## Objective
Look through the listing for the word "staff". Copy each line that has it.

## Data extract

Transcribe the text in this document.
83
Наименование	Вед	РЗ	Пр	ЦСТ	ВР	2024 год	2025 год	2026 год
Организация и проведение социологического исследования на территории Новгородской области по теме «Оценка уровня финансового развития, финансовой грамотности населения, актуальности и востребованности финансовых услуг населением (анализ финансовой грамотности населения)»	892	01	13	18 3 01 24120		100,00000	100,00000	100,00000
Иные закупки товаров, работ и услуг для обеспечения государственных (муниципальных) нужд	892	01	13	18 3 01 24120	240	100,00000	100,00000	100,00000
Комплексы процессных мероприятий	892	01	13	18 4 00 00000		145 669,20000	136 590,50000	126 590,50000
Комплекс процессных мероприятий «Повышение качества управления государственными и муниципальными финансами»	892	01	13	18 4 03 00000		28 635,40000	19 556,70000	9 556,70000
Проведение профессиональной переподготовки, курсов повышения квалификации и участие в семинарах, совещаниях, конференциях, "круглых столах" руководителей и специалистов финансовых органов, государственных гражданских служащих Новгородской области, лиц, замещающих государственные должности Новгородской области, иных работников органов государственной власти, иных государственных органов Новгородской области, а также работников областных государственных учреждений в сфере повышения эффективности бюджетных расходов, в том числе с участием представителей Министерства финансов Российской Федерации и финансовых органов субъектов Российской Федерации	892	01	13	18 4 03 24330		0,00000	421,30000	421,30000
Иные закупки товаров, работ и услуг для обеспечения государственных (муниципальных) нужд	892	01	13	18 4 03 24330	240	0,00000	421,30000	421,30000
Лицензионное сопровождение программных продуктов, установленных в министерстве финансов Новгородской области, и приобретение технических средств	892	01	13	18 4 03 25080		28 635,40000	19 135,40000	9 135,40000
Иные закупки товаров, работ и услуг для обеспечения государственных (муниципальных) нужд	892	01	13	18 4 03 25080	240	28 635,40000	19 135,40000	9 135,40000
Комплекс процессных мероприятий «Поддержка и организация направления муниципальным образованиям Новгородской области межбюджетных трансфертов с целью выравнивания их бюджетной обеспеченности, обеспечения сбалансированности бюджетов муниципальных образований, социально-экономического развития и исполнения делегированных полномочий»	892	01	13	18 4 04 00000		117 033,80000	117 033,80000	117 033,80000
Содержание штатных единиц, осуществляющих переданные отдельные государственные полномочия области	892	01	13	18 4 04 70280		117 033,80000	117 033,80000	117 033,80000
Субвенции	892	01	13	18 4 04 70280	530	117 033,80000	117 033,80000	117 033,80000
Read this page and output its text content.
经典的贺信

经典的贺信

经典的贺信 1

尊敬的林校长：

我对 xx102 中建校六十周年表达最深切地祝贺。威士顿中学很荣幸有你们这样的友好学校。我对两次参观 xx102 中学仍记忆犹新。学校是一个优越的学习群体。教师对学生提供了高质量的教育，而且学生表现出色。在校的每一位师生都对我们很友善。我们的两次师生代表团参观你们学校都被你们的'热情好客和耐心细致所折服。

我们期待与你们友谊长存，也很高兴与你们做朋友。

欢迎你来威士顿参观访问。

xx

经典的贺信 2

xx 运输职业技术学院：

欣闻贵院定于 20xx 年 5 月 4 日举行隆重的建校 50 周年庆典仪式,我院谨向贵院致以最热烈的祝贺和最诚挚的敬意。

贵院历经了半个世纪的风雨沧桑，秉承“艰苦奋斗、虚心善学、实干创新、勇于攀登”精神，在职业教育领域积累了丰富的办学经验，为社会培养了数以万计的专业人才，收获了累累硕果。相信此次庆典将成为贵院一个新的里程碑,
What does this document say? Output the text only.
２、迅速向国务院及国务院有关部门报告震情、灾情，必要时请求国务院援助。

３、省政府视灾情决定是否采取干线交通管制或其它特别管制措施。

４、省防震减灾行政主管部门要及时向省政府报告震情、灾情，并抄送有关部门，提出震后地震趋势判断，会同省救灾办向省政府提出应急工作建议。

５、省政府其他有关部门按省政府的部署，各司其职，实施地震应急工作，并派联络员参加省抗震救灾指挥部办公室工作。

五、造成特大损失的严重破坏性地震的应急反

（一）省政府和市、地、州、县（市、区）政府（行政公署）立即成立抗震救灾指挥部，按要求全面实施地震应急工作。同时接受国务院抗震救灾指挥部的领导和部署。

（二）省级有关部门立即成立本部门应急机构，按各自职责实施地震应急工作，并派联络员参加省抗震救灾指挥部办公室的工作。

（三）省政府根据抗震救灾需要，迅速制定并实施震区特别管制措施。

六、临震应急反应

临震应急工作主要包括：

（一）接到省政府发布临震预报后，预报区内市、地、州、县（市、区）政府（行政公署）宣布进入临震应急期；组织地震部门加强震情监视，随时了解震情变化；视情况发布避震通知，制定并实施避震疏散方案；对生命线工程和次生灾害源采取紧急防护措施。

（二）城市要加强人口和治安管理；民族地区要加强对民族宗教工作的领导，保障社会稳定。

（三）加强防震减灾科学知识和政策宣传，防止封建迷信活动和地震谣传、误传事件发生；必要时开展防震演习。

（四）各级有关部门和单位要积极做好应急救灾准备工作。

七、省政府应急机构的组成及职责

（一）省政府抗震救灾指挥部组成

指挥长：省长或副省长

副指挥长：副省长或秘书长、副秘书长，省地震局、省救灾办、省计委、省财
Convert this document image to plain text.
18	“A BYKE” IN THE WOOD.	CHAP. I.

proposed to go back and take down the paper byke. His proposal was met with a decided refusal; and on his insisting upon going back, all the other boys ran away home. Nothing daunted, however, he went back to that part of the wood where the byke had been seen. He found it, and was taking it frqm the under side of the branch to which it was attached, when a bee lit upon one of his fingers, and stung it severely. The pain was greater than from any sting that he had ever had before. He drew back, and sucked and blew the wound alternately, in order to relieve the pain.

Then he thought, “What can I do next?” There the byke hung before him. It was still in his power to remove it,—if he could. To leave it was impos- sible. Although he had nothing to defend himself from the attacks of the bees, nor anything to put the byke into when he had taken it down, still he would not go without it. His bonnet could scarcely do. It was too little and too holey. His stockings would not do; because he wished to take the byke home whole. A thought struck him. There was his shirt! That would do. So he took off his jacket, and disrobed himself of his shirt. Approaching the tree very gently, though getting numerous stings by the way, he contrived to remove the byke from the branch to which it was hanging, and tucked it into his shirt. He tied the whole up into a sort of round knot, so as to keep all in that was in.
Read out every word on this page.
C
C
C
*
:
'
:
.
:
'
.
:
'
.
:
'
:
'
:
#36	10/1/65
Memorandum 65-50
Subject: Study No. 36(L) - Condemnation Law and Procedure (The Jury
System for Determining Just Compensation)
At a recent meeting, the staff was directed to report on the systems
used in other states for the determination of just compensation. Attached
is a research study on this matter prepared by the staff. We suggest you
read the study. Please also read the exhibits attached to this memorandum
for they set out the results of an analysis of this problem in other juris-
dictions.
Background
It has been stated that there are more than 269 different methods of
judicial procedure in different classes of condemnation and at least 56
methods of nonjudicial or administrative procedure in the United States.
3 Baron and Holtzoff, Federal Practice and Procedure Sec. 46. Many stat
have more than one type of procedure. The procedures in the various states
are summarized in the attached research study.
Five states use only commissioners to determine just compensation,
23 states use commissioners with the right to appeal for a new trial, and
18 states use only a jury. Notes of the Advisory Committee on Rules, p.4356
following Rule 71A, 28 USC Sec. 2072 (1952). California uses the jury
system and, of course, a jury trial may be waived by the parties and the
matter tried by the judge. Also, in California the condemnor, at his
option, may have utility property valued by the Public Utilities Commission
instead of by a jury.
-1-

## The output
At a recent meeting, the staff was directed to report on the systems
is a research study on this matter prepared by the staff. We suggest you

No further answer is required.